- _Work to do_
Count how many lines of the data include "this". The answer is that number and nothing else.

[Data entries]
:::

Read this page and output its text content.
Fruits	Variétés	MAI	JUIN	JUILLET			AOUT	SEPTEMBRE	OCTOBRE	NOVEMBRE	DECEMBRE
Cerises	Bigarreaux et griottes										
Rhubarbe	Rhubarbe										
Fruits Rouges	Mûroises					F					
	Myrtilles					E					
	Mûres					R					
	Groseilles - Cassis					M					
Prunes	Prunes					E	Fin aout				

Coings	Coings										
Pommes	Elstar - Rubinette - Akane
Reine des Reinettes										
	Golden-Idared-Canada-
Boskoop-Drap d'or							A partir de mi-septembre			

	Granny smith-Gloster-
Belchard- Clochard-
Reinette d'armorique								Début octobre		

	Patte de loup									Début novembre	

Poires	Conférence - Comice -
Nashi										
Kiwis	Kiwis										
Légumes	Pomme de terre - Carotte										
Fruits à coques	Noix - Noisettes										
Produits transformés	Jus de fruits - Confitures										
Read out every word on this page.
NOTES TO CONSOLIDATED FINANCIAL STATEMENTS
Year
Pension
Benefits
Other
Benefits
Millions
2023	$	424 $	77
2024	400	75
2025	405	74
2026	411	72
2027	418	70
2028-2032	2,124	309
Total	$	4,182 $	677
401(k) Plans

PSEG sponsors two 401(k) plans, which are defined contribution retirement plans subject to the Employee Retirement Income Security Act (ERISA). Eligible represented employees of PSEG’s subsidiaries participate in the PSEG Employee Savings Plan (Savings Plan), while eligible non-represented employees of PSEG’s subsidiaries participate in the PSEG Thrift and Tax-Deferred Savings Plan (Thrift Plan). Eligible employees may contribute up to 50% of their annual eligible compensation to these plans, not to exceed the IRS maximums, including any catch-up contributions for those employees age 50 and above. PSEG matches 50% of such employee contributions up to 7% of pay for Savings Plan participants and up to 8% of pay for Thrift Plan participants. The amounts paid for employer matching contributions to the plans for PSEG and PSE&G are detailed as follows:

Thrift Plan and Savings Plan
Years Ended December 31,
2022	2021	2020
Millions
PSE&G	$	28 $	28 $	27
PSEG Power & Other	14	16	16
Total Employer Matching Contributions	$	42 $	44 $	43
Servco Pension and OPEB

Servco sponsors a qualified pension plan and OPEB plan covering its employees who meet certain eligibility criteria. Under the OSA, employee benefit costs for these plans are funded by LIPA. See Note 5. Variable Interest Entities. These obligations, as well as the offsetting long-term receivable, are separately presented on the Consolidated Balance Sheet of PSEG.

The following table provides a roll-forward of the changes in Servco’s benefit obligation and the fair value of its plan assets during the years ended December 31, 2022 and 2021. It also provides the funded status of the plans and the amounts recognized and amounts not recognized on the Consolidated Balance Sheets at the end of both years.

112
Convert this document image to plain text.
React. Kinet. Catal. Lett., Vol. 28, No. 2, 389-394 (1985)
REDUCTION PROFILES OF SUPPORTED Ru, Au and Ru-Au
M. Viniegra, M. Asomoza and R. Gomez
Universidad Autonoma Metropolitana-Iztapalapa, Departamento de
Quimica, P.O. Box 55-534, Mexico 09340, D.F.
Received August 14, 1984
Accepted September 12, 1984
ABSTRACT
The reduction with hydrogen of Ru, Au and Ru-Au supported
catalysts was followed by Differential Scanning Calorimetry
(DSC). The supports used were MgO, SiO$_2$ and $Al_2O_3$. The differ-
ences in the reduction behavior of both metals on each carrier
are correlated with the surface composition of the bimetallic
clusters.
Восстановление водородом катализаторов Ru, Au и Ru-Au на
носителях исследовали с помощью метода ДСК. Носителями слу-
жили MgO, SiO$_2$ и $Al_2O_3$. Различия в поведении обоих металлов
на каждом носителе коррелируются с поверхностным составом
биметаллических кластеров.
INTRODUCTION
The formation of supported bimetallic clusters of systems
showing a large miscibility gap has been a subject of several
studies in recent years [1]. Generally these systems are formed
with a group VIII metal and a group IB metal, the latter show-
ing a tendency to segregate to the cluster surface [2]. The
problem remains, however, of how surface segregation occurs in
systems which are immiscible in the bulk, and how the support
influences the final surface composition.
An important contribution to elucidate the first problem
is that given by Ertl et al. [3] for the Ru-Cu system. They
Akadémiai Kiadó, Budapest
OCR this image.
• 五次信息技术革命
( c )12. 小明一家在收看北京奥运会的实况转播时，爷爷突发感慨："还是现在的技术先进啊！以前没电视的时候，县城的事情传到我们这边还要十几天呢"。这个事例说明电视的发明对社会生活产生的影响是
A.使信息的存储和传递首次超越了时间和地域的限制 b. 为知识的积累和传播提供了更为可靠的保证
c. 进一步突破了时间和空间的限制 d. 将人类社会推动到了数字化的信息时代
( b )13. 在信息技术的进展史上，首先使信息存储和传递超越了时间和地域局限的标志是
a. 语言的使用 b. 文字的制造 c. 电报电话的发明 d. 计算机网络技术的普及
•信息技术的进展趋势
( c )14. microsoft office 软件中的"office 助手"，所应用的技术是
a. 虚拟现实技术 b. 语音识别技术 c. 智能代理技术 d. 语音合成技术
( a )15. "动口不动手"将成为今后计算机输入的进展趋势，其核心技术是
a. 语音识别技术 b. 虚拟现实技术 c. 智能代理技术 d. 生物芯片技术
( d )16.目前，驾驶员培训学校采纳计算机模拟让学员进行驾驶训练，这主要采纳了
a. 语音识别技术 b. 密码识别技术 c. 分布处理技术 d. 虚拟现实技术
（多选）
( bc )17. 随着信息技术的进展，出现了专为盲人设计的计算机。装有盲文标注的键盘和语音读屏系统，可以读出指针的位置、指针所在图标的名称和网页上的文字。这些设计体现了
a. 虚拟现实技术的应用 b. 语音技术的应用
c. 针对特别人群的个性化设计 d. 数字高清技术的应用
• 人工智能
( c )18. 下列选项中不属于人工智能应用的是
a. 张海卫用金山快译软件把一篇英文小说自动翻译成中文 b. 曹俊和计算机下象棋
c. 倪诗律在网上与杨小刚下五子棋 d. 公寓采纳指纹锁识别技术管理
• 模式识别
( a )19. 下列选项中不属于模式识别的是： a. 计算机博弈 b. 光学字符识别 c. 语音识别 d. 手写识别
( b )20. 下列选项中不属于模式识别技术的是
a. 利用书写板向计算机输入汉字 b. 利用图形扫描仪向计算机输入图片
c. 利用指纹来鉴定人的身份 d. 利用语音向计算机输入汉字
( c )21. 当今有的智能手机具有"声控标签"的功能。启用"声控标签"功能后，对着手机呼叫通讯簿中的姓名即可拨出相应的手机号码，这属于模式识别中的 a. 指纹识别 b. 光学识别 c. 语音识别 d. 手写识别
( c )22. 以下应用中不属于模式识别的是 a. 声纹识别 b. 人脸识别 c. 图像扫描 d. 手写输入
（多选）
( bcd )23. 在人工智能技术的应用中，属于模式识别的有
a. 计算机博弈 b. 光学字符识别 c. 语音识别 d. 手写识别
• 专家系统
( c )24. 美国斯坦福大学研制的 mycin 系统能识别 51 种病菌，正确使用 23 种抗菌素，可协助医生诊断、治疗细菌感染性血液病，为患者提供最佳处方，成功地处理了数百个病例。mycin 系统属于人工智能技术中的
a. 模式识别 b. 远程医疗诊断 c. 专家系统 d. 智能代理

:::

- _Reply_
4